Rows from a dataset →
* BEGIN *

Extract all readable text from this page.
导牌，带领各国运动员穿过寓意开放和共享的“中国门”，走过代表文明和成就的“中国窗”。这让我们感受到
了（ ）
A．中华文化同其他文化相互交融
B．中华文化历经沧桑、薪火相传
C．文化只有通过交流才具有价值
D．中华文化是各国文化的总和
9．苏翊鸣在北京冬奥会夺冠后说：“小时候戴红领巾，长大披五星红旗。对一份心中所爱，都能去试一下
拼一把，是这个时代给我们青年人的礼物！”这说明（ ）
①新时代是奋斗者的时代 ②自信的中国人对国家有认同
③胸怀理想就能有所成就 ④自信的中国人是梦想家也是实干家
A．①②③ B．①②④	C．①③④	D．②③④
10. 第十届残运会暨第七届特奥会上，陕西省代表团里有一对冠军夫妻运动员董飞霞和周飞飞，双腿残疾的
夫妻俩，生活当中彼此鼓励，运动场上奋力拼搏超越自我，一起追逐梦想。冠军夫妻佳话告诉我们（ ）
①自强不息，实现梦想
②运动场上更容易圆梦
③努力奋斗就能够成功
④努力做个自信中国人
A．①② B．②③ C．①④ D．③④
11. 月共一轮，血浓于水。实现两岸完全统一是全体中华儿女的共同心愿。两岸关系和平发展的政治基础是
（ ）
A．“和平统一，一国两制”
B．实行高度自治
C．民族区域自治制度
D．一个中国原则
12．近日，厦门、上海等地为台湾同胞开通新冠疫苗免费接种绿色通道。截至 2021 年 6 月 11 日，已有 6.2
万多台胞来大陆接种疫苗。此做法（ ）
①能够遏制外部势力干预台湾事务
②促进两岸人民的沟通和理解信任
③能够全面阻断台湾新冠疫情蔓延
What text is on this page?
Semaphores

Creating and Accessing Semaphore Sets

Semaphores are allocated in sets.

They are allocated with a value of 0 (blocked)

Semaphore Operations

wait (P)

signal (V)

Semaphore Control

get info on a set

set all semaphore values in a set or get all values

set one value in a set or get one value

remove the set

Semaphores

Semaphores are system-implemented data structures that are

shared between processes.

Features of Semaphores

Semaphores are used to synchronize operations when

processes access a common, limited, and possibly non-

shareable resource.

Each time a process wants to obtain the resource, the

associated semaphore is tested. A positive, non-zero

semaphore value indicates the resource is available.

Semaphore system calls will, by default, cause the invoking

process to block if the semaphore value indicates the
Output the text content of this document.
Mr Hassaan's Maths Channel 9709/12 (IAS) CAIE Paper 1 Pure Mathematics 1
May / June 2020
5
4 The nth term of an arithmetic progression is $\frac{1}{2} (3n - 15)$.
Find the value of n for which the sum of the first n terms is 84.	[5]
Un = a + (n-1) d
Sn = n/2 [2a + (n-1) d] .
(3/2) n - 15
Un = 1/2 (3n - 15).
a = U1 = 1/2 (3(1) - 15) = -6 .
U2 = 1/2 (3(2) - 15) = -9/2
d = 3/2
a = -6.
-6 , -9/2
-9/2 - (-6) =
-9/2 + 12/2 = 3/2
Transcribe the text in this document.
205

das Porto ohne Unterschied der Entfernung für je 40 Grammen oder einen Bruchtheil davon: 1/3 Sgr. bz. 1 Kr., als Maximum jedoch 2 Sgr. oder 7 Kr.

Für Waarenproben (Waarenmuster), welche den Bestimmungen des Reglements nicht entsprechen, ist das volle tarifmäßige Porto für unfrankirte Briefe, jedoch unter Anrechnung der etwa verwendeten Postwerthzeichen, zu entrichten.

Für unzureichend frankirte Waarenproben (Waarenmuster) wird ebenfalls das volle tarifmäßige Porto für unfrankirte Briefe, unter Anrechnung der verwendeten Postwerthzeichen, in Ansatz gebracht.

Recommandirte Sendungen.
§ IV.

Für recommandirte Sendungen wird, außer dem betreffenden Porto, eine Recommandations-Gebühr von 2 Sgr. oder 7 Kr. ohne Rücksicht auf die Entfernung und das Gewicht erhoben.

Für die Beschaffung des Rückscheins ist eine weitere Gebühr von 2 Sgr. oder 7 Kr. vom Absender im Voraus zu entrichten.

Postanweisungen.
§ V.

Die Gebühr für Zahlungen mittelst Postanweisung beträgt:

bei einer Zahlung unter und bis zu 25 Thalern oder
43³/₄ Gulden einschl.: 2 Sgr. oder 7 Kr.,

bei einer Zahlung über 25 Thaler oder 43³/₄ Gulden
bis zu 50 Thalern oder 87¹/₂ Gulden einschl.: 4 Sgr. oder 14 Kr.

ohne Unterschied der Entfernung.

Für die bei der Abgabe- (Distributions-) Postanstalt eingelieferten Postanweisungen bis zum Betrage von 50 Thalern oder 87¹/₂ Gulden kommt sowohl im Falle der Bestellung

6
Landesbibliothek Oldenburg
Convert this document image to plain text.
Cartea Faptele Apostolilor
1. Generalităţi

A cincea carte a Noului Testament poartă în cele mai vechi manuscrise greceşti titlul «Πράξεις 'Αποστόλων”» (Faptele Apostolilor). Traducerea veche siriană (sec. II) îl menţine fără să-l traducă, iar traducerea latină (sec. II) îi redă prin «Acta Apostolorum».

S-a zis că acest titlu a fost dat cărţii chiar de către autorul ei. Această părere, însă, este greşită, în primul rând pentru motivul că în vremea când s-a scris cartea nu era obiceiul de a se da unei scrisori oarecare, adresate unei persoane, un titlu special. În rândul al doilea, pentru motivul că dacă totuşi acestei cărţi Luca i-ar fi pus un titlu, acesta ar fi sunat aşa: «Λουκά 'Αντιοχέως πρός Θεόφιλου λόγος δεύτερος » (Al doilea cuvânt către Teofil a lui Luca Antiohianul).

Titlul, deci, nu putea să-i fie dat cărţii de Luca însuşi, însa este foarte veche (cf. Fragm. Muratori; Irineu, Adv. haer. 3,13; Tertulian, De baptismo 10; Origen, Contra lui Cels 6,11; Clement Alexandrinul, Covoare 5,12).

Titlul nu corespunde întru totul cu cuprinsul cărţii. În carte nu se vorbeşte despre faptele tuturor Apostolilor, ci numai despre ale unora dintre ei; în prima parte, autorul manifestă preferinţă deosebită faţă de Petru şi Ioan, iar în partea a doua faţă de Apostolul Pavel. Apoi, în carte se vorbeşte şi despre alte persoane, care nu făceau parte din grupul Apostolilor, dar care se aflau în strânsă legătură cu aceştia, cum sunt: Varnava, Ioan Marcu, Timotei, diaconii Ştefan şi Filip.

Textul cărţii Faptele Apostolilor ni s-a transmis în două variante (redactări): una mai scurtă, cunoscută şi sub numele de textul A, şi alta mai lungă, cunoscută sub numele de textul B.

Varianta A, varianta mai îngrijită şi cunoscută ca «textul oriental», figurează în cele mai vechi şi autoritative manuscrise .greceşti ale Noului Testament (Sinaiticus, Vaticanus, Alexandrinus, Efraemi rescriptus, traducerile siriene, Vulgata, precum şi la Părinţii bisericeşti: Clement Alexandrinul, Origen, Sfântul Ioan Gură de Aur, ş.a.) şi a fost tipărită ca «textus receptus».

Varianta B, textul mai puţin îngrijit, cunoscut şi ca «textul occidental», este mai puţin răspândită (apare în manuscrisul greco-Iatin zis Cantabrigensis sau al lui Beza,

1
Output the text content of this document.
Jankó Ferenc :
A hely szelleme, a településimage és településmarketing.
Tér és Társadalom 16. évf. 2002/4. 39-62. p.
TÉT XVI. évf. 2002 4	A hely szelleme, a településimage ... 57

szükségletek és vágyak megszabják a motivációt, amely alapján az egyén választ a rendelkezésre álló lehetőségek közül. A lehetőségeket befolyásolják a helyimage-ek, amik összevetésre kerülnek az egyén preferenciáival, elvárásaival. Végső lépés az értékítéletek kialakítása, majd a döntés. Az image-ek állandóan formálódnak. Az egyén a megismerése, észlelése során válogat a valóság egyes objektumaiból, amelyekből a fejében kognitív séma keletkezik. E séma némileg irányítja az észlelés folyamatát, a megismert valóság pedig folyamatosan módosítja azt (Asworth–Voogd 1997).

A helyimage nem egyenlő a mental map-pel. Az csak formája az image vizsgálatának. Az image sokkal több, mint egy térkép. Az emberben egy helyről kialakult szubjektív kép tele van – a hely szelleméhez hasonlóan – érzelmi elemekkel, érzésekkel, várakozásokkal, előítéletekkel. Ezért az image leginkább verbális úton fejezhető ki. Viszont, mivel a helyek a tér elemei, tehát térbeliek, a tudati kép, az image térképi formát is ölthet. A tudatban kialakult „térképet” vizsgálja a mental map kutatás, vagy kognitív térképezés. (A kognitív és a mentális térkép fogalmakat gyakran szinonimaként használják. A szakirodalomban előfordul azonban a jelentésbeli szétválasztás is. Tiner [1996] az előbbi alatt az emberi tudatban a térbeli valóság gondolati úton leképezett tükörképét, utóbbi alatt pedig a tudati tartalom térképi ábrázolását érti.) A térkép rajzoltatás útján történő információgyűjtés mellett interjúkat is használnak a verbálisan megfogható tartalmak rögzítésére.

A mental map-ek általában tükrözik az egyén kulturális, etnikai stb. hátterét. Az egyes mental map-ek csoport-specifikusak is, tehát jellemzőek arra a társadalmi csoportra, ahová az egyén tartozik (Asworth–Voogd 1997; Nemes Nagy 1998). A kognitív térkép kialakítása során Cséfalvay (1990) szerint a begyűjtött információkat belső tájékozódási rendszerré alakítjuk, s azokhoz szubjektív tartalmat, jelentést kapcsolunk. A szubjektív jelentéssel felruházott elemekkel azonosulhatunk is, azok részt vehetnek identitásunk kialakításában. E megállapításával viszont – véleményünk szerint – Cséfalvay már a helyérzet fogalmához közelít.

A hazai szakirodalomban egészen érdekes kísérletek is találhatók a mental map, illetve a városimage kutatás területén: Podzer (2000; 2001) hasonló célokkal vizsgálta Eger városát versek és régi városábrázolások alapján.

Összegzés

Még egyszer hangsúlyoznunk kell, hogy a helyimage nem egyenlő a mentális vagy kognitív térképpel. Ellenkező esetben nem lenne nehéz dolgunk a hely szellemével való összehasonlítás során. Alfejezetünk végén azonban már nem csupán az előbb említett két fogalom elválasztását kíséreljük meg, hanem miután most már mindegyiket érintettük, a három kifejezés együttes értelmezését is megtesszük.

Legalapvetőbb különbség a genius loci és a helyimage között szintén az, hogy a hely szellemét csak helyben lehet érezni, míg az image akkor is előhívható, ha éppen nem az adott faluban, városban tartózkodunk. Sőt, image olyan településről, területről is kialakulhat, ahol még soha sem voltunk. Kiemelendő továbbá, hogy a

* END *

Aim of the exercise → Lines of the material that contain the word "jedoch" are to be gathered.

Output of the exercise →
das Porto ohne Unterschied der Entfernung für je 40 Grammen oder einen Bruchtheil davon: 1/3 Sgr. bz. 1 Kr., als Maximum jedoch 2 Sgr. oder 7 Kr.
Für Waarenproben (Waarenmuster), welche den Bestimmungen des Reglements nicht entsprechen, ist das volle tarifmäßige Porto für unfrankirte Briefe, jedoch unter Anrechnung der etwa verwendeten Postwerthzeichen, zu entrichten.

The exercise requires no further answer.